Requirement ▸
Rewrite the material below, putting "echo-dot" wherever "echo-pixel" appears and leaving everything else unchanged.

Records:
=-=-=-=-=

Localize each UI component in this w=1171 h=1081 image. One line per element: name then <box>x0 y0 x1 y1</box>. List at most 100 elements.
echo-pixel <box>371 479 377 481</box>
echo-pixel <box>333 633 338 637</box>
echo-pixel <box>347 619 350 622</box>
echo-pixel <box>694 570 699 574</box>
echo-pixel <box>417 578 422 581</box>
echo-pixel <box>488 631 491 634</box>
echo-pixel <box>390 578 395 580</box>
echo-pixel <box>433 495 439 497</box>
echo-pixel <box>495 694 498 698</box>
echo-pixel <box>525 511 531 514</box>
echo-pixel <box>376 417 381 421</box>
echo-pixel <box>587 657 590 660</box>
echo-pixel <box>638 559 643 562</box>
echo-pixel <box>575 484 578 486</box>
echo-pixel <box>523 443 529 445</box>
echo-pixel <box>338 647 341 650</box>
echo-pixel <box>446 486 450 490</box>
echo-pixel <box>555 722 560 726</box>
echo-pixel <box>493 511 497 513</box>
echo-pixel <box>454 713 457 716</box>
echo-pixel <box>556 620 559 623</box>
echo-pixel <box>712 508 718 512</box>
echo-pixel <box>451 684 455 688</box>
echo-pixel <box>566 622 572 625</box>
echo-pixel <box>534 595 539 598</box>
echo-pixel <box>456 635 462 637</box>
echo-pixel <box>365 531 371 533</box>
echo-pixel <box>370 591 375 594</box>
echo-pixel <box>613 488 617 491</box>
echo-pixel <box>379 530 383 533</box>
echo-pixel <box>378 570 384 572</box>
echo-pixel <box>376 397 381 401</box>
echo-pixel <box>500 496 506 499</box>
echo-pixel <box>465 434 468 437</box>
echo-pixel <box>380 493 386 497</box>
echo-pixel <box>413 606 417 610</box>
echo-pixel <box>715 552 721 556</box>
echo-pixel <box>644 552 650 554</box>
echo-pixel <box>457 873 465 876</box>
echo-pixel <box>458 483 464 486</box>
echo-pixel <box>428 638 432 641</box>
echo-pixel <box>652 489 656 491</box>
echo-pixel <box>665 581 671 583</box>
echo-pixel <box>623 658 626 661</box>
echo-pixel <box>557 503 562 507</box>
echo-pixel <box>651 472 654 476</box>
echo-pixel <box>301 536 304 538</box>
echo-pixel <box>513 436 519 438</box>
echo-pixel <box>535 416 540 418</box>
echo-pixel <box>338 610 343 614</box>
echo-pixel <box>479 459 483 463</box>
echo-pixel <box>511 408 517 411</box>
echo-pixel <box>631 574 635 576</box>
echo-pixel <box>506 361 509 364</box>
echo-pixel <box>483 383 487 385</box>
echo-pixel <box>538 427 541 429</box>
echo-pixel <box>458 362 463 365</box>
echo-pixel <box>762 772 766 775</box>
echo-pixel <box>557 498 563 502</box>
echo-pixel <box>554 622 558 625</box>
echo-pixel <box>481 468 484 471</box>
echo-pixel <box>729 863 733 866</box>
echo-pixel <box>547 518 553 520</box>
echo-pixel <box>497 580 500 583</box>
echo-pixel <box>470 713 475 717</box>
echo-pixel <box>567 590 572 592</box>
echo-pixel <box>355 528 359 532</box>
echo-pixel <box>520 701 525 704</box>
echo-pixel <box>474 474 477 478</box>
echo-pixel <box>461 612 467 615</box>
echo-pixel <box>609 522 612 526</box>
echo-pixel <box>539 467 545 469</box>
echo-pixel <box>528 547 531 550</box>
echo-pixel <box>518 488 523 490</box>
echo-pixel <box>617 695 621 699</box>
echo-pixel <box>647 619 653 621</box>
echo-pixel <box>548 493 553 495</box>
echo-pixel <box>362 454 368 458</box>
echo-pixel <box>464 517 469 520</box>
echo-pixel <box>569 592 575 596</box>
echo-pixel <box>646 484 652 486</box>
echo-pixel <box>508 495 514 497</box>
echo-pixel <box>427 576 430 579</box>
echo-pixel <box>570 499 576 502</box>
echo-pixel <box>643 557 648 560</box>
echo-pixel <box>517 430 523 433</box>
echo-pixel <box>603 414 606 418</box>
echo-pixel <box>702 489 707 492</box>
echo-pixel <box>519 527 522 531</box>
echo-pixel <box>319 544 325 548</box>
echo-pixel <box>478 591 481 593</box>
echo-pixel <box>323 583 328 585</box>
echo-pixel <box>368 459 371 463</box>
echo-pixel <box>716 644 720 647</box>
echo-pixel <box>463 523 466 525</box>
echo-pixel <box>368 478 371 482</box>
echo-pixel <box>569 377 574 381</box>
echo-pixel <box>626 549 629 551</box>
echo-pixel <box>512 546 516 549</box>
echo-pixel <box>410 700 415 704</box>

=-=-=-=-=

Reply to the exercise ▸
Localize each UI component in this w=1171 h=1081 image. One line per element: name then <box>x0 y0 x1 y1</box>. List at most 100 elements.
echo-dot <box>371 479 377 481</box>
echo-dot <box>333 633 338 637</box>
echo-dot <box>347 619 350 622</box>
echo-dot <box>694 570 699 574</box>
echo-dot <box>417 578 422 581</box>
echo-dot <box>488 631 491 634</box>
echo-dot <box>390 578 395 580</box>
echo-dot <box>433 495 439 497</box>
echo-dot <box>495 694 498 698</box>
echo-dot <box>525 511 531 514</box>
echo-dot <box>376 417 381 421</box>
echo-dot <box>587 657 590 660</box>
echo-dot <box>638 559 643 562</box>
echo-dot <box>575 484 578 486</box>
echo-dot <box>523 443 529 445</box>
echo-dot <box>338 647 341 650</box>
echo-dot <box>446 486 450 490</box>
echo-dot <box>555 722 560 726</box>
echo-dot <box>493 511 497 513</box>
echo-dot <box>454 713 457 716</box>
echo-dot <box>556 620 559 623</box>
echo-dot <box>712 508 718 512</box>
echo-dot <box>451 684 455 688</box>
echo-dot <box>566 622 572 625</box>
echo-dot <box>534 595 539 598</box>
echo-dot <box>456 635 462 637</box>
echo-dot <box>365 531 371 533</box>
echo-dot <box>370 591 375 594</box>
echo-dot <box>613 488 617 491</box>
echo-dot <box>379 530 383 533</box>
echo-dot <box>378 570 384 572</box>
echo-dot <box>376 397 381 401</box>
echo-dot <box>500 496 506 499</box>
echo-dot <box>465 434 468 437</box>
echo-dot <box>380 493 386 497</box>
echo-dot <box>413 606 417 610</box>
echo-dot <box>715 552 721 556</box>
echo-dot <box>644 552 650 554</box>
echo-dot <box>457 873 465 876</box>
echo-dot <box>458 483 464 486</box>
echo-dot <box>428 638 432 641</box>
echo-dot <box>652 489 656 491</box>
echo-dot <box>665 581 671 583</box>
echo-dot <box>623 658 626 661</box>
echo-dot <box>557 503 562 507</box>
echo-dot <box>651 472 654 476</box>
echo-dot <box>301 536 304 538</box>
echo-dot <box>513 436 519 438</box>
echo-dot <box>535 416 540 418</box>
echo-dot <box>338 610 343 614</box>
echo-dot <box>479 459 483 463</box>
echo-dot <box>511 408 517 411</box>
echo-dot <box>631 574 635 576</box>
echo-dot <box>506 361 509 364</box>
echo-dot <box>483 383 487 385</box>
echo-dot <box>538 427 541 429</box>
echo-dot <box>458 362 463 365</box>
echo-dot <box>762 772 766 775</box>
echo-dot <box>557 498 563 502</box>
echo-dot <box>554 622 558 625</box>
echo-dot <box>481 468 484 471</box>
echo-dot <box>729 863 733 866</box>
echo-dot <box>547 518 553 520</box>
echo-dot <box>497 580 500 583</box>
echo-dot <box>470 713 475 717</box>
echo-dot <box>567 590 572 592</box>
echo-dot <box>355 528 359 532</box>
echo-dot <box>520 701 525 704</box>
echo-dot <box>474 474 477 478</box>
echo-dot <box>461 612 467 615</box>
echo-dot <box>609 522 612 526</box>
echo-dot <box>539 467 545 469</box>
echo-dot <box>528 547 531 550</box>
echo-dot <box>518 488 523 490</box>
echo-dot <box>617 695 621 699</box>
echo-dot <box>647 619 653 621</box>
echo-dot <box>548 493 553 495</box>
echo-dot <box>362 454 368 458</box>
echo-dot <box>464 517 469 520</box>
echo-dot <box>569 592 575 596</box>
echo-dot <box>646 484 652 486</box>
echo-dot <box>508 495 514 497</box>
echo-dot <box>427 576 430 579</box>
echo-dot <box>570 499 576 502</box>
echo-dot <box>643 557 648 560</box>
echo-dot <box>517 430 523 433</box>
echo-dot <box>603 414 606 418</box>
echo-dot <box>702 489 707 492</box>
echo-dot <box>519 527 522 531</box>
echo-dot <box>319 544 325 548</box>
echo-dot <box>478 591 481 593</box>
echo-dot <box>323 583 328 585</box>
echo-dot <box>368 459 371 463</box>
echo-dot <box>716 644 720 647</box>
echo-dot <box>463 523 466 525</box>
echo-dot <box>368 478 371 482</box>
echo-dot <box>569 377 574 381</box>
echo-dot <box>626 549 629 551</box>
echo-dot <box>512 546 516 549</box>
echo-dot <box>410 700 415 704</box>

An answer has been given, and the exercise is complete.